- **Given request**:
Give all the lines below again, exactly, with no pictures.

- **Records supplied**:
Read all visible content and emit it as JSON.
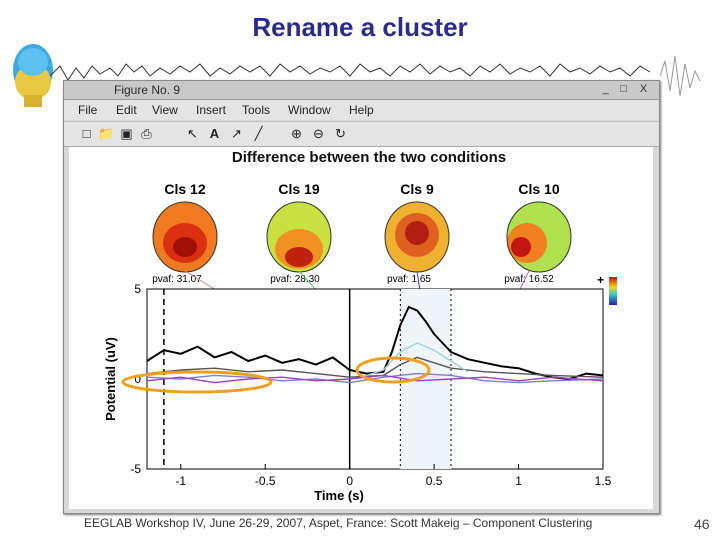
{
  "slide": {
    "title": "Rename a cluster",
    "footer": "EEGLAB Workshop IV, June 26-29, 2007, Aspet, France: Scott Makeig – Component Clustering",
    "page_number": "46"
  },
  "window": {
    "title": "Figure No. 9",
    "buttons": [
      "_",
      "□",
      "X"
    ],
    "menu": [
      "File",
      "Edit",
      "View",
      "Insert",
      "Tools",
      "Window",
      "Help"
    ],
    "toolbar_icons": [
      "new-file-icon",
      "open-folder-icon",
      "save-icon",
      "print-icon",
      "arrow-cursor-icon",
      "text-tool-icon",
      "arrow-tool-icon",
      "line-tool-icon",
      "zoom-in-icon",
      "zoom-out-icon",
      "rotate-icon"
    ]
  },
  "figure": {
    "title": "Difference between the two conditions",
    "clusters": [
      {
        "name": "Cls 12",
        "pvaf": "pvaf: 31.07"
      },
      {
        "name": "Cls 19",
        "pvaf": "pvaf: 28.30"
      },
      {
        "name": "Cls 9",
        "pvaf": "pvaf: 1.65"
      },
      {
        "name": "Cls 10",
        "pvaf": "pvaf: 16.52"
      }
    ],
    "colorbar": {
      "plus": "+",
      "minus": "-"
    },
    "highlight_color": "#f0a020"
  },
  "chart_data": {
    "type": "line",
    "xlabel": "Time (s)",
    "ylabel": "Potential (uV)",
    "xlim": [
      -1.2,
      1.5
    ],
    "ylim": [
      -5,
      5
    ],
    "xticks": [
      -1,
      -0.5,
      0,
      0.5,
      1,
      1.5
    ],
    "yticks": [
      5,
      0,
      -5
    ],
    "series": [
      {
        "color": "#000000",
        "x": [
          -1.2,
          -1.1,
          -1.0,
          -0.9,
          -0.8,
          -0.7,
          -0.6,
          -0.5,
          -0.4,
          -0.3,
          -0.2,
          -0.1,
          0,
          0.1,
          0.2,
          0.25,
          0.3,
          0.35,
          0.4,
          0.45,
          0.5,
          0.55,
          0.6,
          0.7,
          0.8,
          0.9,
          1.0,
          1.1,
          1.2,
          1.3,
          1.4,
          1.5
        ],
        "y": [
          1.0,
          1.6,
          1.4,
          1.8,
          1.2,
          1.5,
          1.0,
          1.3,
          0.9,
          1.1,
          0.8,
          1.2,
          0.5,
          0.3,
          0.4,
          1.5,
          3.0,
          4.0,
          3.8,
          3.2,
          2.5,
          2.0,
          1.5,
          1.1,
          0.9,
          0.7,
          0.6,
          0.3,
          0.1,
          0.0,
          0.3,
          0.2
        ]
      },
      {
        "color": "#555555",
        "x": [
          -1.2,
          -1.0,
          -0.8,
          -0.6,
          -0.4,
          -0.2,
          0,
          0.2,
          0.3,
          0.4,
          0.5,
          0.6,
          0.8,
          1.0,
          1.2,
          1.5
        ],
        "y": [
          0.3,
          0.5,
          0.6,
          0.4,
          0.5,
          0.3,
          0.1,
          0.2,
          0.8,
          1.2,
          0.9,
          0.6,
          0.4,
          0.3,
          0.2,
          0.1
        ]
      },
      {
        "color": "#7f7fbf",
        "x": [
          -1.2,
          -1.0,
          -0.8,
          -0.6,
          -0.4,
          -0.2,
          0,
          0.2,
          0.4,
          0.6,
          0.8,
          1.0,
          1.2,
          1.5
        ],
        "y": [
          0.1,
          0.0,
          0.2,
          0.1,
          -0.1,
          0.0,
          -0.2,
          0.1,
          0.3,
          0.2,
          -0.1,
          -0.2,
          -0.1,
          0.0
        ]
      },
      {
        "color": "#a040c0",
        "x": [
          -1.2,
          -1.0,
          -0.8,
          -0.6,
          -0.4,
          -0.2,
          0,
          0.2,
          0.4,
          0.6,
          0.8,
          1.0,
          1.2,
          1.5
        ],
        "y": [
          -0.1,
          0.1,
          -0.2,
          0.0,
          0.1,
          -0.1,
          0.0,
          0.2,
          -0.1,
          0.0,
          0.1,
          -0.1,
          0.1,
          -0.1
        ]
      },
      {
        "color": "#a0d0e8",
        "x": [
          0.1,
          0.2,
          0.3,
          0.4,
          0.5,
          0.6,
          0.7
        ],
        "y": [
          0.2,
          0.5,
          1.5,
          2.0,
          1.6,
          1.0,
          0.4
        ]
      }
    ]
  }
}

- **Response**:
Read all visible content and emit it as JSON.
{
  "slide": {
    "title": "Rename a cluster",
    "footer": "EEGLAB Workshop IV, June 26-29, 2007, Aspet, France: Scott Makeig – Component Clustering",
    "page_number": "46"
  },
  "window": {
    "title": "Figure No. 9",
    "buttons": [
      "_",
      "□",
      "X"
    ],
    "menu": [
      "File",
      "Edit",
      "View",
      "Insert",
      "Tools",
      "Window",
      "Help"
    ],
    "toolbar_icons": [
      "new-file-icon",
      "open-folder-icon",
      "save-icon",
      "print-icon",
      "arrow-cursor-icon",
      "text-tool-icon",
      "arrow-tool-icon",
      "line-tool-icon",
      "zoom-in-icon",
      "zoom-out-icon",
      "rotate-icon"
    ]
  },
  "figure": {
    "title": "Difference between the two conditions",
    "clusters": [
      {
        "name": "Cls 12",
        "pvaf": "pvaf: 31.07"
      },
      {
        "name": "Cls 19",
        "pvaf": "pvaf: 28.30"
      },
      {
        "name": "Cls 9",
        "pvaf": "pvaf: 1.65"
      },
      {
        "name": "Cls 10",
        "pvaf": "pvaf: 16.52"
      }
    ],
    "colorbar": {
      "plus": "+",
      "minus": "-"
    },
    "highlight_color": "#f0a020"
  },
  "chart_data": {
    "type": "line",
    "xlabel": "Time (s)",
    "ylabel": "Potential (uV)",
    "xlim": [
      -1.2,
      1.5
    ],
    "ylim": [
      -5,
      5
    ],
    "xticks": [
      -1,
      -0.5,
      0,
      0.5,
      1,
      1.5
    ],
    "yticks": [
      5,
      0,
      -5
    ],
    "series": [
      {
        "color": "#000000",
        "x": [
          -1.2,
          -1.1,
          -1.0,
          -0.9,
          -0.8,
          -0.7,
          -0.6,
          -0.5,
          -0.4,
          -0.3,
          -0.2,
          -0.1,
          0,
          0.1,
          0.2,
          0.25,
          0.3,
          0.35,
          0.4,
          0.45,
          0.5,
          0.55,
          0.6,
          0.7,
          0.8,
          0.9,
          1.0,
          1.1,
          1.2,
          1.3,
          1.4,
          1.5
        ],
        "y": [
          1.0,
          1.6,
          1.4,
          1.8,
          1.2,
          1.5,
          1.0,
          1.3,
          0.9,
          1.1,
          0.8,
          1.2,
          0.5,
          0.3,
          0.4,
          1.5,
          3.0,
          4.0,
          3.8,
          3.2,
          2.5,
          2.0,
          1.5,
          1.1,
          0.9,
          0.7,
          0.6,
          0.3,
          0.1,
          0.0,
          0.3,
          0.2
        ]
      },
      {
        "color": "#555555",
        "x": [
          -1.2,
          -1.0,
          -0.8,
          -0.6,
          -0.4,
          -0.2,
          0,
          0.2,
          0.3,
          0.4,
          0.5,
          0.6,
          0.8,
          1.0,
          1.2,
          1.5
        ],
        "y": [
          0.3,
          0.5,
          0.6,
          0.4,
          0.5,
          0.3,
          0.1,
          0.2,
          0.8,
          1.2,
          0.9,
          0.6,
          0.4,
          0.3,
          0.2,
          0.1
        ]
      },
      {
        "color": "#7f7fbf",
        "x": [
          -1.2,
          -1.0,
          -0.8,
          -0.6,
          -0.4,
          -0.2,
          0,
          0.2,
          0.4,
          0.6,
          0.8,
          1.0,
          1.2,
          1.5
        ],
        "y": [
          0.1,
          0.0,
          0.2,
          0.1,
          -0.1,
          0.0,
          -0.2,
          0.1,
          0.3,
          0.2,
          -0.1,
          -0.2,
          -0.1,
          0.0
        ]
      },
      {
        "color": "#a040c0",
        "x": [
          -1.2,
          -1.0,
          -0.8,
          -0.6,
          -0.4,
          -0.2,
          0,
          0.2,
          0.4,
          0.6,
          0.8,
          1.0,
          1.2,
          1.5
        ],
        "y": [
          -0.1,
          0.1,
          -0.2,
          0.0,
          0.1,
          -0.1,
          0.0,
          0.2,
          -0.1,
          0.0,
          0.1,
          -0.1,
          0.1,
          -0.1
        ]
      },
      {
        "color": "#a0d0e8",
        "x": [
          0.1,
          0.2,
          0.3,
          0.4,
          0.5,
          0.6,
          0.7
        ],
        "y": [
          0.2,
          0.5,
          1.5,
          2.0,
          1.6,
          1.0,
          0.4
        ]
      }
    ]
  }
}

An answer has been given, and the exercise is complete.